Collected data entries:
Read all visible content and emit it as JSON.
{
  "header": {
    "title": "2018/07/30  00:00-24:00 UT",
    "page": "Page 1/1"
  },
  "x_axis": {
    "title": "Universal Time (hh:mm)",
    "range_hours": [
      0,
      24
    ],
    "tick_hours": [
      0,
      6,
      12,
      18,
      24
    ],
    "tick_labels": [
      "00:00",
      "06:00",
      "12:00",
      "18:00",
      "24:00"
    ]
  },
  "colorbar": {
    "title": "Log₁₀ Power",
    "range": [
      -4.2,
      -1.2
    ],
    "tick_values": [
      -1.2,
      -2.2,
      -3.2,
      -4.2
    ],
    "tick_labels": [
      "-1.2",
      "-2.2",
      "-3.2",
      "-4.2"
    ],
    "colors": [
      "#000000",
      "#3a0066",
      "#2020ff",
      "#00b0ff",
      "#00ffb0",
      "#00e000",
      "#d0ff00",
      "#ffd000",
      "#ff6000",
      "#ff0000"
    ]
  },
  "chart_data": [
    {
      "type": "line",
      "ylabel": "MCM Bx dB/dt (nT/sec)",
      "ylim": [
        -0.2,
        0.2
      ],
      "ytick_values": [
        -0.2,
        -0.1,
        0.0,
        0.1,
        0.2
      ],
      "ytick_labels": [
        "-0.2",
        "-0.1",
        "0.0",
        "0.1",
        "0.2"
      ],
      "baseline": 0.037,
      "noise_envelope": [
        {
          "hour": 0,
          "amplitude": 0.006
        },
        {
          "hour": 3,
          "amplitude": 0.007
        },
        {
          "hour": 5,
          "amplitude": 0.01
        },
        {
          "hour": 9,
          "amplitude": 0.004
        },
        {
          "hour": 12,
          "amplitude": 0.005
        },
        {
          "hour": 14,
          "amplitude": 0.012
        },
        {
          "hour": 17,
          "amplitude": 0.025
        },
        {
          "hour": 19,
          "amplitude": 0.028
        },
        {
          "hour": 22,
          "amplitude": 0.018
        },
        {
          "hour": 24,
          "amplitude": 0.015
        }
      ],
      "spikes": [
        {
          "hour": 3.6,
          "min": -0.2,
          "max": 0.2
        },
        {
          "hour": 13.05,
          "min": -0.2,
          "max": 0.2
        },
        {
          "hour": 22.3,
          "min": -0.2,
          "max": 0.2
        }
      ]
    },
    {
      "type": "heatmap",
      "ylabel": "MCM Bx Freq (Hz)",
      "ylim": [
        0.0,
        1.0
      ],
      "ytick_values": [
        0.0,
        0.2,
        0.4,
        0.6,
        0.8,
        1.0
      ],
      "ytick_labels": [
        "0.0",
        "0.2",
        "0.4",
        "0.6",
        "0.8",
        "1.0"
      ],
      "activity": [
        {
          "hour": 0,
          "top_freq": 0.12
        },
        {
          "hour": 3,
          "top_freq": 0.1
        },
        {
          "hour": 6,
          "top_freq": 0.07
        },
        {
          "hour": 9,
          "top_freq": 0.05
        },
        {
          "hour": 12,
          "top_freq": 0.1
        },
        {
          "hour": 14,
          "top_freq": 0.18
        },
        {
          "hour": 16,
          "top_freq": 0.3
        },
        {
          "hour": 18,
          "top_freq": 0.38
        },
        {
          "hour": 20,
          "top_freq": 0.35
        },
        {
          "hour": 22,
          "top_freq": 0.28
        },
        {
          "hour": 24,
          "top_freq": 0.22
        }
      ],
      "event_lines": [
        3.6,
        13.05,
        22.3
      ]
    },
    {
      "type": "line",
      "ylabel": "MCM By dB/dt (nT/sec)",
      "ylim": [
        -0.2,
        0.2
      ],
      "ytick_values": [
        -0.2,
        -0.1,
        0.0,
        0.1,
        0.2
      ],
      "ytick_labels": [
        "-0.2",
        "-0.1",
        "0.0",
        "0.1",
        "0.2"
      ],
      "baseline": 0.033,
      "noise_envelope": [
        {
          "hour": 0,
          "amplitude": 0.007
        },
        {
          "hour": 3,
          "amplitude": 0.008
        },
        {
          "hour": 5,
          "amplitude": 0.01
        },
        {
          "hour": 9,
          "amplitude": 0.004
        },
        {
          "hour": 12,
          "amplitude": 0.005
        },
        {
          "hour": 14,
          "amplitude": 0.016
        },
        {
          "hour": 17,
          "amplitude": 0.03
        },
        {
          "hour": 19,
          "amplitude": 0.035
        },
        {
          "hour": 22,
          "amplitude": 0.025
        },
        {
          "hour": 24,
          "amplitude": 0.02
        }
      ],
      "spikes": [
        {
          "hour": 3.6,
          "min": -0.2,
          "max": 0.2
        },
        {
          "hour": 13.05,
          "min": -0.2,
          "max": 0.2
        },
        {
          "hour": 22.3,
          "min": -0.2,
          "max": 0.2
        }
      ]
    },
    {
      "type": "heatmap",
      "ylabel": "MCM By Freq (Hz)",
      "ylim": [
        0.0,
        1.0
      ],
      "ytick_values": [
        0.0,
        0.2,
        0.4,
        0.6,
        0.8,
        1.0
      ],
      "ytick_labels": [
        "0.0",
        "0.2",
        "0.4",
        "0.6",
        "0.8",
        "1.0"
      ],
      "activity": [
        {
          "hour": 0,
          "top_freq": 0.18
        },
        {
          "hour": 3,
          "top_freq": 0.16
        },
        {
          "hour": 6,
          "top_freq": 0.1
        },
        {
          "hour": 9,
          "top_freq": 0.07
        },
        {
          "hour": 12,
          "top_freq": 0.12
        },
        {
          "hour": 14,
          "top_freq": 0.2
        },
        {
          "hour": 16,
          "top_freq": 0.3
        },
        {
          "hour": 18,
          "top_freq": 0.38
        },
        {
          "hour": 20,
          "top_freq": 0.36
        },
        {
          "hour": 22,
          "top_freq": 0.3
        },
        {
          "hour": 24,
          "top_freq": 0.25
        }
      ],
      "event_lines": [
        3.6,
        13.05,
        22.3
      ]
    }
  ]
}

--

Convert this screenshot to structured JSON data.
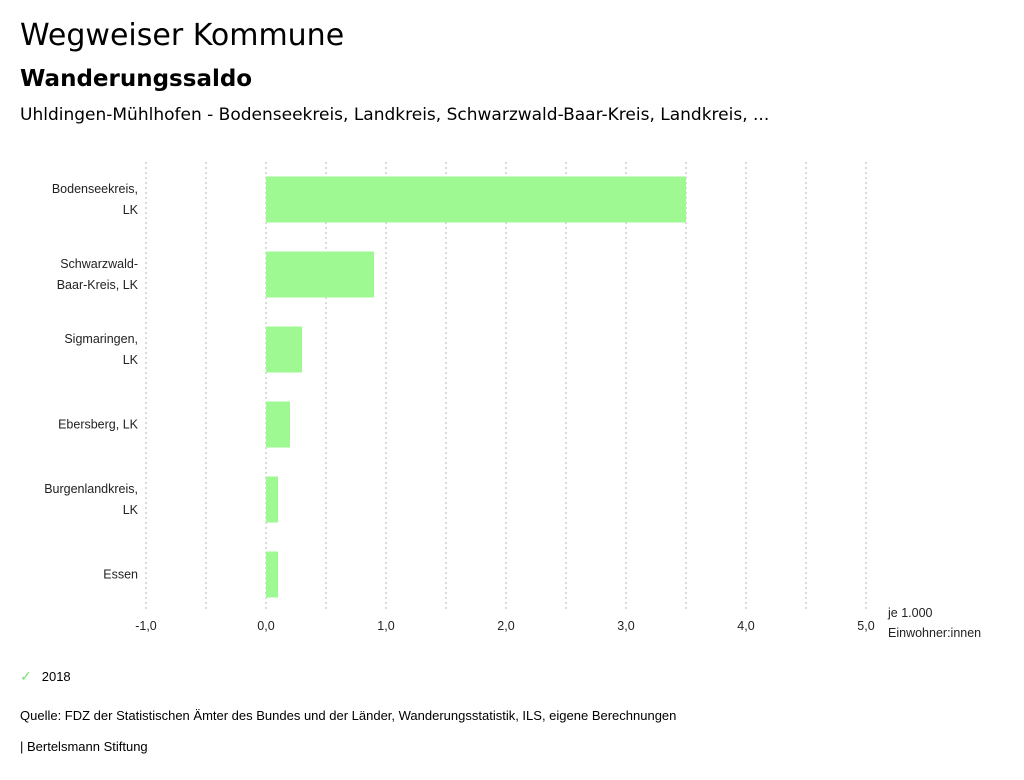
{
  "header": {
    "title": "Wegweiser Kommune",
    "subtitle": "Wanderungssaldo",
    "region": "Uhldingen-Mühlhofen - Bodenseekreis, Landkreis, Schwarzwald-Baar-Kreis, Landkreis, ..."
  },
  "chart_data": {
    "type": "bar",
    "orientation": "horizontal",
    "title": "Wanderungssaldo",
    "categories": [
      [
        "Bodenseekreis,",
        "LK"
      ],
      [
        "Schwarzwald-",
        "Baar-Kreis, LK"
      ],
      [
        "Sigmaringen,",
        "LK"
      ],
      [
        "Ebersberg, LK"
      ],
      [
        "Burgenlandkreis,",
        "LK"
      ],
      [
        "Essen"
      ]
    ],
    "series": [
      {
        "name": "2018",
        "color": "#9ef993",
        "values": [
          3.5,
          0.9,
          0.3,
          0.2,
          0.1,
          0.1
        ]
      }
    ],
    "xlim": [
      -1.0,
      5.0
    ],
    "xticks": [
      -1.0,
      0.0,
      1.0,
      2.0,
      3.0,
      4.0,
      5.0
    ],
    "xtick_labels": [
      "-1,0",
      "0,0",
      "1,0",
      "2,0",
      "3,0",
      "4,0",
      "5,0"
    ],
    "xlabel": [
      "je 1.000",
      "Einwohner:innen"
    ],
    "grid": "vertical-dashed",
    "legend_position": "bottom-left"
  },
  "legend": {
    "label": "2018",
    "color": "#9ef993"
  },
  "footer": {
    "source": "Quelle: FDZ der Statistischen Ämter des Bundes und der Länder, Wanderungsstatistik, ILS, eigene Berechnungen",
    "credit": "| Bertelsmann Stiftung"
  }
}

Your instructions: From the data above, copy out every line with the string "Bodenseekreis" in it.

Answer for the task:
    "region": "Uhldingen-Mühlhofen - Bodenseekreis, Landkreis, Schwarzwald-Baar-Kreis, Landkreis, ..."
        "Bodenseekreis,",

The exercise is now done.